● **Exercise prompt**
In full and without alteration, give the listing again.
## START The records
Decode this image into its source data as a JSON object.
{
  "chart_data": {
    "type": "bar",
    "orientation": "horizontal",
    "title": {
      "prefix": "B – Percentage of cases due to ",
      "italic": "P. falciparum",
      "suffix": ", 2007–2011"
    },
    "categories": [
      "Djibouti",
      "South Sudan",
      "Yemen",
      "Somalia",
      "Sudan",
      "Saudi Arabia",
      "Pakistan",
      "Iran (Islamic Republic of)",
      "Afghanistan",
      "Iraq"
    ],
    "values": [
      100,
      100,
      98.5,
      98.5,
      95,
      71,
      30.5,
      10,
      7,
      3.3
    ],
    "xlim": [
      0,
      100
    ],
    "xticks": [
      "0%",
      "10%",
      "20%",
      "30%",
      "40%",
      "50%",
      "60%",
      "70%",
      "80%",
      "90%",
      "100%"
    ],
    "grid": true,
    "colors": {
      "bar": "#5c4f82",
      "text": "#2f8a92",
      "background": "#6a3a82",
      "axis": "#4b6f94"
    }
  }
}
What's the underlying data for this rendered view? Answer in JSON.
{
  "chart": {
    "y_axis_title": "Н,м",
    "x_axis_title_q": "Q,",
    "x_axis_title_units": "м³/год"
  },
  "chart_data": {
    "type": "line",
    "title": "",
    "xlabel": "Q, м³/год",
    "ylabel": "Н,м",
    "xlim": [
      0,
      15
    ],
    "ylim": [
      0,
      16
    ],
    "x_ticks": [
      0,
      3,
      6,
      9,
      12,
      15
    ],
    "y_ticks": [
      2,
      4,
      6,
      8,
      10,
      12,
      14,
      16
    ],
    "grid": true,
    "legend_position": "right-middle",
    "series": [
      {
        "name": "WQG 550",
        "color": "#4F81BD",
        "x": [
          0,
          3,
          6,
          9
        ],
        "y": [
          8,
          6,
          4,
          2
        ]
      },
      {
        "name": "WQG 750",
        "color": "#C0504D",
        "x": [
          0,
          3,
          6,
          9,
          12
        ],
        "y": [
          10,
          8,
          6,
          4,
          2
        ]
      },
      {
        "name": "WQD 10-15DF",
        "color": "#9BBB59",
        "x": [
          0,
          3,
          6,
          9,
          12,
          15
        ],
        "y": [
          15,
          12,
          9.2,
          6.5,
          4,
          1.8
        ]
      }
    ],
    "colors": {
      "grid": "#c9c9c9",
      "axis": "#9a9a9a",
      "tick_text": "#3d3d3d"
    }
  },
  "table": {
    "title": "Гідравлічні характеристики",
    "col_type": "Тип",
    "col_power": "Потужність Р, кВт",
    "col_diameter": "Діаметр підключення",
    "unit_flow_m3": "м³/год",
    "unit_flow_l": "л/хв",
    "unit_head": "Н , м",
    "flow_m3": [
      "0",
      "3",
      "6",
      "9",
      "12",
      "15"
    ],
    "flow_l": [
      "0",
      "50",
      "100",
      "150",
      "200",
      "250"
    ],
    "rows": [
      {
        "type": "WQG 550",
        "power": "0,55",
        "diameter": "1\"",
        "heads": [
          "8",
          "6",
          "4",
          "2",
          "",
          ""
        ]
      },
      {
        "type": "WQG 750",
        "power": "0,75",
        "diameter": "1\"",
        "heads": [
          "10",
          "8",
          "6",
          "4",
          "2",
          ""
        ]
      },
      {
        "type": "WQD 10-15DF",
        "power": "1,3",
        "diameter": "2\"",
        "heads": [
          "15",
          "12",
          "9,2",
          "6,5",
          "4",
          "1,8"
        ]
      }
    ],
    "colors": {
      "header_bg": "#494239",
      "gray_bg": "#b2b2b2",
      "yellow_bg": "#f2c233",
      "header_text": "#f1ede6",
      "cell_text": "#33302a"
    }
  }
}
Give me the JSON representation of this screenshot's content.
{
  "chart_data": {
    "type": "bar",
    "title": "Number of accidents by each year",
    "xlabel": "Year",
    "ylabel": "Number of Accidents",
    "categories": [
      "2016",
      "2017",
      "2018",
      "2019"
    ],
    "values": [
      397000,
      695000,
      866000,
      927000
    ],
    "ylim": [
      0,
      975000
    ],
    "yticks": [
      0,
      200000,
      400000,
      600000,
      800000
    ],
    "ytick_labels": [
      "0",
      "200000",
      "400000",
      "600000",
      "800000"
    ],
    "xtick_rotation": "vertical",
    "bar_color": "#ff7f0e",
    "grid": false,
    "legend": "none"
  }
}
## END The records
● **Full solution**
Decode this image into its source data as a JSON object.
{
  "chart_data": {
    "type": "bar",
    "orientation": "horizontal",
    "title": {
      "prefix": "B – Percentage of cases due to ",
      "italic": "P. falciparum",
      "suffix": ", 2007–2011"
    },
    "categories": [
      "Djibouti",
      "South Sudan",
      "Yemen",
      "Somalia",
      "Sudan",
      "Saudi Arabia",
      "Pakistan",
      "Iran (Islamic Republic of)",
      "Afghanistan",
      "Iraq"
    ],
    "values": [
      100,
      100,
      98.5,
      98.5,
      95,
      71,
      30.5,
      10,
      7,
      3.3
    ],
    "xlim": [
      0,
      100
    ],
    "xticks": [
      "0%",
      "10%",
      "20%",
      "30%",
      "40%",
      "50%",
      "60%",
      "70%",
      "80%",
      "90%",
      "100%"
    ],
    "grid": true,
    "colors": {
      "bar": "#5c4f82",
      "text": "#2f8a92",
      "background": "#6a3a82",
      "axis": "#4b6f94"
    }
  }
}
What's the underlying data for this rendered view? Answer in JSON.
{
  "chart": {
    "y_axis_title": "Н,м",
    "x_axis_title_q": "Q,",
    "x_axis_title_units": "м³/год"
  },
  "chart_data": {
    "type": "line",
    "title": "",
    "xlabel": "Q, м³/год",
    "ylabel": "Н,м",
    "xlim": [
      0,
      15
    ],
    "ylim": [
      0,
      16
    ],
    "x_ticks": [
      0,
      3,
      6,
      9,
      12,
      15
    ],
    "y_ticks": [
      2,
      4,
      6,
      8,
      10,
      12,
      14,
      16
    ],
    "grid": true,
    "legend_position": "right-middle",
    "series": [
      {
        "name": "WQG 550",
        "color": "#4F81BD",
        "x": [
          0,
          3,
          6,
          9
        ],
        "y": [
          8,
          6,
          4,
          2
        ]
      },
      {
        "name": "WQG 750",
        "color": "#C0504D",
        "x": [
          0,
          3,
          6,
          9,
          12
        ],
        "y": [
          10,
          8,
          6,
          4,
          2
        ]
      },
      {
        "name": "WQD 10-15DF",
        "color": "#9BBB59",
        "x": [
          0,
          3,
          6,
          9,
          12,
          15
        ],
        "y": [
          15,
          12,
          9.2,
          6.5,
          4,
          1.8
        ]
      }
    ],
    "colors": {
      "grid": "#c9c9c9",
      "axis": "#9a9a9a",
      "tick_text": "#3d3d3d"
    }
  },
  "table": {
    "title": "Гідравлічні характеристики",
    "col_type": "Тип",
    "col_power": "Потужність Р, кВт",
    "col_diameter": "Діаметр підключення",
    "unit_flow_m3": "м³/год",
    "unit_flow_l": "л/хв",
    "unit_head": "Н , м",
    "flow_m3": [
      "0",
      "3",
      "6",
      "9",
      "12",
      "15"
    ],
    "flow_l": [
      "0",
      "50",
      "100",
      "150",
      "200",
      "250"
    ],
    "rows": [
      {
        "type": "WQG 550",
        "power": "0,55",
        "diameter": "1\"",
        "heads": [
          "8",
          "6",
          "4",
          "2",
          "",
          ""
        ]
      },
      {
        "type": "WQG 750",
        "power": "0,75",
        "diameter": "1\"",
        "heads": [
          "10",
          "8",
          "6",
          "4",
          "2",
          ""
        ]
      },
      {
        "type": "WQD 10-15DF",
        "power": "1,3",
        "diameter": "2\"",
        "heads": [
          "15",
          "12",
          "9,2",
          "6,5",
          "4",
          "1,8"
        ]
      }
    ],
    "colors": {
      "header_bg": "#494239",
      "gray_bg": "#b2b2b2",
      "yellow_bg": "#f2c233",
      "header_text": "#f1ede6",
      "cell_text": "#33302a"
    }
  }
}
Give me the JSON representation of this screenshot's content.
{
  "chart_data": {
    "type": "bar",
    "title": "Number of accidents by each year",
    "xlabel": "Year",
    "ylabel": "Number of Accidents",
    "categories": [
      "2016",
      "2017",
      "2018",
      "2019"
    ],
    "values": [
      397000,
      695000,
      866000,
      927000
    ],
    "ylim": [
      0,
      975000
    ],
    "yticks": [
      0,
      200000,
      400000,
      600000,
      800000
    ],
    "ytick_labels": [
      "0",
      "200000",
      "400000",
      "600000",
      "800000"
    ],
    "xtick_rotation": "vertical",
    "bar_color": "#ff7f0e",
    "grid": false,
    "legend": "none"
  }
}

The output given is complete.